Input data
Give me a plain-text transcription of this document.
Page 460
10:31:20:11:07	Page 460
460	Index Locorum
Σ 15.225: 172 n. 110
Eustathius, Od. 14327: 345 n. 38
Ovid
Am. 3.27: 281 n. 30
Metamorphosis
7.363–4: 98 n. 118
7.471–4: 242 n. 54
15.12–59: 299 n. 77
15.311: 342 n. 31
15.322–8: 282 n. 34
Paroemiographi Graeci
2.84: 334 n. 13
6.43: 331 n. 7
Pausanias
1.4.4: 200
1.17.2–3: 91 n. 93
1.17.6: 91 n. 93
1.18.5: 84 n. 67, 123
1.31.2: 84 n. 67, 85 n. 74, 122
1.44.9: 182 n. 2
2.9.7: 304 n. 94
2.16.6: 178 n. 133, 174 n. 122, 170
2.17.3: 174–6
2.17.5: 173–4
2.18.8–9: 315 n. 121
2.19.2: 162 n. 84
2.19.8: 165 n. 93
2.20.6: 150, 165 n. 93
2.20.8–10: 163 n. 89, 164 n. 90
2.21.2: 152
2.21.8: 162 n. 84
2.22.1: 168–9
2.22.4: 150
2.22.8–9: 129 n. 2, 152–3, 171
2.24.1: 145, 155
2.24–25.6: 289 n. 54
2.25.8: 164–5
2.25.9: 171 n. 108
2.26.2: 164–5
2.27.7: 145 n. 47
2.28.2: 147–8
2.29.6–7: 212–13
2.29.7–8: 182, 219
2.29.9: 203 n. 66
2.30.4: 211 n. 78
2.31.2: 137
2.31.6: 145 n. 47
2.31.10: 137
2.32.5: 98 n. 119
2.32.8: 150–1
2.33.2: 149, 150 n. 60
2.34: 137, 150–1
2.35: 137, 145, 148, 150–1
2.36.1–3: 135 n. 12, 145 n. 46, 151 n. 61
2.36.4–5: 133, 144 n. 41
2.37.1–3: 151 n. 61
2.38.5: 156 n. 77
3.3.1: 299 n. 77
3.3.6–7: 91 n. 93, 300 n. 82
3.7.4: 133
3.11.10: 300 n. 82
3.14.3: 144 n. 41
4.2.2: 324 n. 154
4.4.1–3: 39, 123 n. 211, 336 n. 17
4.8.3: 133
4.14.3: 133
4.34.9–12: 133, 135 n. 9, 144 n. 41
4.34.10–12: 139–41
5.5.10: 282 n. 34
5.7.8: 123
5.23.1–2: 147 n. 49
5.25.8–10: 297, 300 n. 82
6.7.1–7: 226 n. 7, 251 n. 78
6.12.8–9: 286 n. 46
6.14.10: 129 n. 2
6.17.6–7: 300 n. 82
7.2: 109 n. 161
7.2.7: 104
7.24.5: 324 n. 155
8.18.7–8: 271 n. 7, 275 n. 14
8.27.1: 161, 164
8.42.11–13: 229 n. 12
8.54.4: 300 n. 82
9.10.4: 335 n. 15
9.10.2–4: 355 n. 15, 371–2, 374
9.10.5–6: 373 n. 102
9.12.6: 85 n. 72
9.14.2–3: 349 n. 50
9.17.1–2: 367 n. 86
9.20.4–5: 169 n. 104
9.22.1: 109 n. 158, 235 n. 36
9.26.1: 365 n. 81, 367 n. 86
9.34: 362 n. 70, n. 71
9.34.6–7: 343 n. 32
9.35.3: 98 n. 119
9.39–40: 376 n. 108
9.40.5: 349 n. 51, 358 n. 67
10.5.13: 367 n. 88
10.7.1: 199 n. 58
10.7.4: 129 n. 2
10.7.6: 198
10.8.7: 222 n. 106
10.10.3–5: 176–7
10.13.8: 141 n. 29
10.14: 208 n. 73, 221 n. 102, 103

Task to complete
Without omitting anything, output the entries exactly.

Task solution
Give me a plain-text transcription of this document.
Page 460
10:31:20:11:07	Page 460
460	Index Locorum
Σ 15.225: 172 n. 110
Eustathius, Od. 14327: 345 n. 38
Ovid
Am. 3.27: 281 n. 30
Metamorphosis
7.363–4: 98 n. 118
7.471–4: 242 n. 54
15.12–59: 299 n. 77
15.311: 342 n. 31
15.322–8: 282 n. 34
Paroemiographi Graeci
2.84: 334 n. 13
6.43: 331 n. 7
Pausanias
1.4.4: 200
1.17.2–3: 91 n. 93
1.17.6: 91 n. 93
1.18.5: 84 n. 67, 123
1.31.2: 84 n. 67, 85 n. 74, 122
1.44.9: 182 n. 2
2.9.7: 304 n. 94
2.16.6: 178 n. 133, 174 n. 122, 170
2.17.3: 174–6
2.17.5: 173–4
2.18.8–9: 315 n. 121
2.19.2: 162 n. 84
2.19.8: 165 n. 93
2.20.6: 150, 165 n. 93
2.20.8–10: 163 n. 89, 164 n. 90
2.21.2: 152
2.21.8: 162 n. 84
2.22.1: 168–9
2.22.4: 150
2.22.8–9: 129 n. 2, 152–3, 171
2.24.1: 145, 155
2.24–25.6: 289 n. 54
2.25.8: 164–5
2.25.9: 171 n. 108
2.26.2: 164–5
2.27.7: 145 n. 47
2.28.2: 147–8
2.29.6–7: 212–13
2.29.7–8: 182, 219
2.29.9: 203 n. 66
2.30.4: 211 n. 78
2.31.2: 137
2.31.6: 145 n. 47
2.31.10: 137
2.32.5: 98 n. 119
2.32.8: 150–1
2.33.2: 149, 150 n. 60
2.34: 137, 150–1
2.35: 137, 145, 148, 150–1
2.36.1–3: 135 n. 12, 145 n. 46, 151 n. 61
2.36.4–5: 133, 144 n. 41
2.37.1–3: 151 n. 61
2.38.5: 156 n. 77
3.3.1: 299 n. 77
3.3.6–7: 91 n. 93, 300 n. 82
3.7.4: 133
3.11.10: 300 n. 82
3.14.3: 144 n. 41
4.2.2: 324 n. 154
4.4.1–3: 39, 123 n. 211, 336 n. 17
4.8.3: 133
4.14.3: 133
4.34.9–12: 133, 135 n. 9, 144 n. 41
4.34.10–12: 139–41
5.5.10: 282 n. 34
5.7.8: 123
5.23.1–2: 147 n. 49
5.25.8–10: 297, 300 n. 82
6.7.1–7: 226 n. 7, 251 n. 78
6.12.8–9: 286 n. 46
6.14.10: 129 n. 2
6.17.6–7: 300 n. 82
7.2: 109 n. 161
7.2.7: 104
7.24.5: 324 n. 155
8.18.7–8: 271 n. 7, 275 n. 14
8.27.1: 161, 164
8.42.11–13: 229 n. 12
8.54.4: 300 n. 82
9.10.4: 335 n. 15
9.10.2–4: 355 n. 15, 371–2, 374
9.10.5–6: 373 n. 102
9.12.6: 85 n. 72
9.14.2–3: 349 n. 50
9.17.1–2: 367 n. 86
9.20.4–5: 169 n. 104
9.22.1: 109 n. 158, 235 n. 36
9.26.1: 365 n. 81, 367 n. 86
9.34: 362 n. 70, n. 71
9.34.6–7: 343 n. 32
9.35.3: 98 n. 119
9.39–40: 376 n. 108
9.40.5: 349 n. 51, 358 n. 67
10.5.13: 367 n. 88
10.7.1: 199 n. 58
10.7.4: 129 n. 2
10.7.6: 198
10.8.7: 222 n. 106
10.10.3–5: 176–7
10.13.8: 141 n. 29
10.14: 208 n. 73, 221 n. 102, 103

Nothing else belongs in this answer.